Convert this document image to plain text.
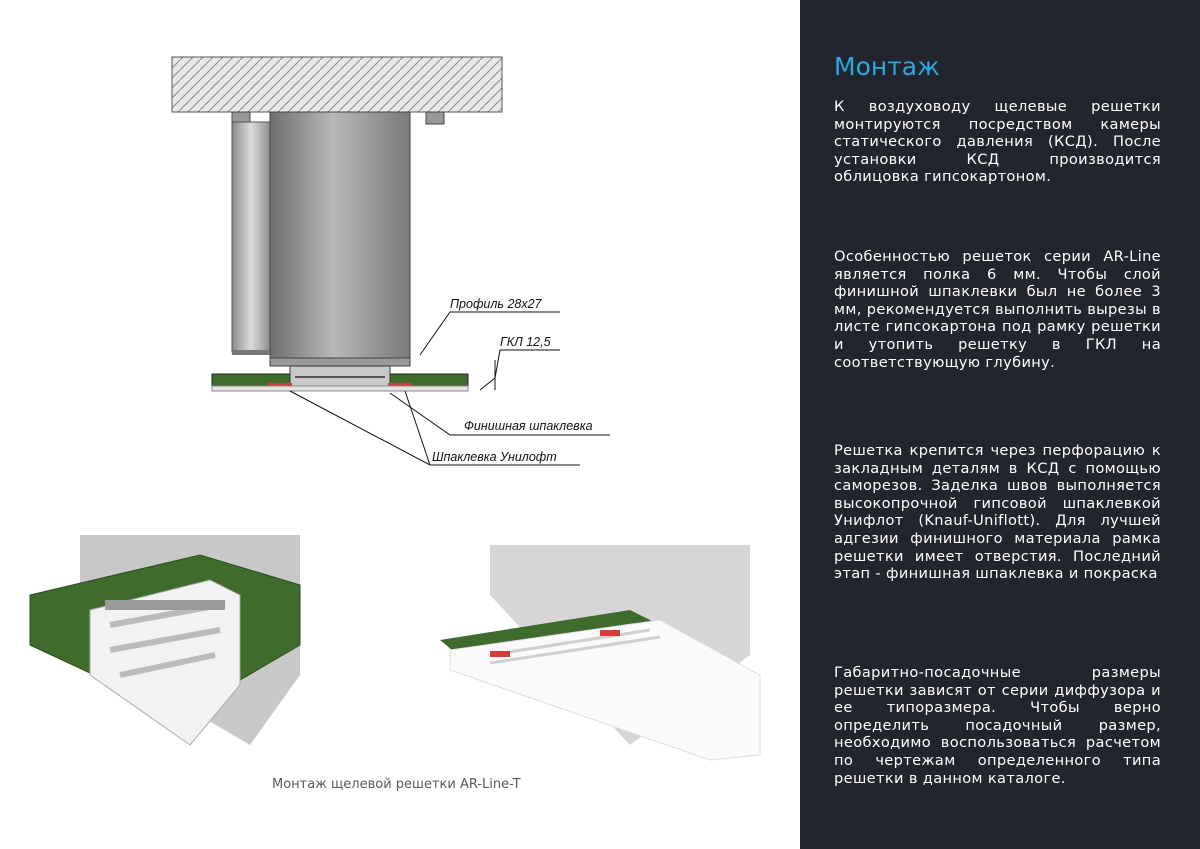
Профиль 28х27
ГКЛ 12,5
Финишная шпаклевка
Шпаклевка Унилофт
Монтаж щелевой решетки AR-Line-T
Монтаж

К воздуховоду щелевые решетки монтируются посредством камеры статического давления (КСД). После установки КСД производится облицовка гипсокартоном.

Особенностью решеток серии AR-Line является полка 6 мм. Чтобы слой финишной шпаклевки был не более 3 мм, рекомендуется выполнить вырезы в листе гипсокартона под рамку решетки и утопить решетку в ГКЛ на соответствующую глубину.

Решетка крепится через перфорацию к закладным деталям в КСД с помощью саморезов. Заделка швов выполняется высокопрочной гипсовой шпаклевкой Унифлот (Knauf-Uniflott). Для лучшей адгезии финишного материала рамка решетки имеет отверстия. Последний этап - финишная шпаклевка и покраска

Габаритно-посадочные размеры решетки зависят от серии диффузора и ее типоразмера. Чтобы верно определить посадочный размер, необходимо воспользоваться расчетом по чертежам определенного типа решетки в данном каталоге.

§ **Description of the task**
Skip the images and write out the rest of the listing exactly.

§ **Response to this task**
Convert this document image to plain text.
Профиль 28х27
ГКЛ 12,5
Финишная шпаклевка
Шпаклевка Унилофт
Монтаж щелевой решетки AR-Line-T
Монтаж

К воздуховоду щелевые решетки монтируются посредством камеры статического давления (КСД). После установки КСД производится облицовка гипсокартоном.

Особенностью решеток серии AR-Line является полка 6 мм. Чтобы слой финишной шпаклевки был не более 3 мм, рекомендуется выполнить вырезы в листе гипсокартона под рамку решетки и утопить решетку в ГКЛ на соответствующую глубину.

Решетка крепится через перфорацию к закладным деталям в КСД с помощью саморезов. Заделка швов выполняется высокопрочной гипсовой шпаклевкой Унифлот (Knauf-Uniflott). Для лучшей адгезии финишного материала рамка решетки имеет отверстия. Последний этап - финишная шпаклевка и покраска

Габаритно-посадочные размеры решетки зависят от серии диффузора и ее типоразмера. Чтобы верно определить посадочный размер, необходимо воспользоваться расчетом по чертежам определенного типа решетки в данном каталоге.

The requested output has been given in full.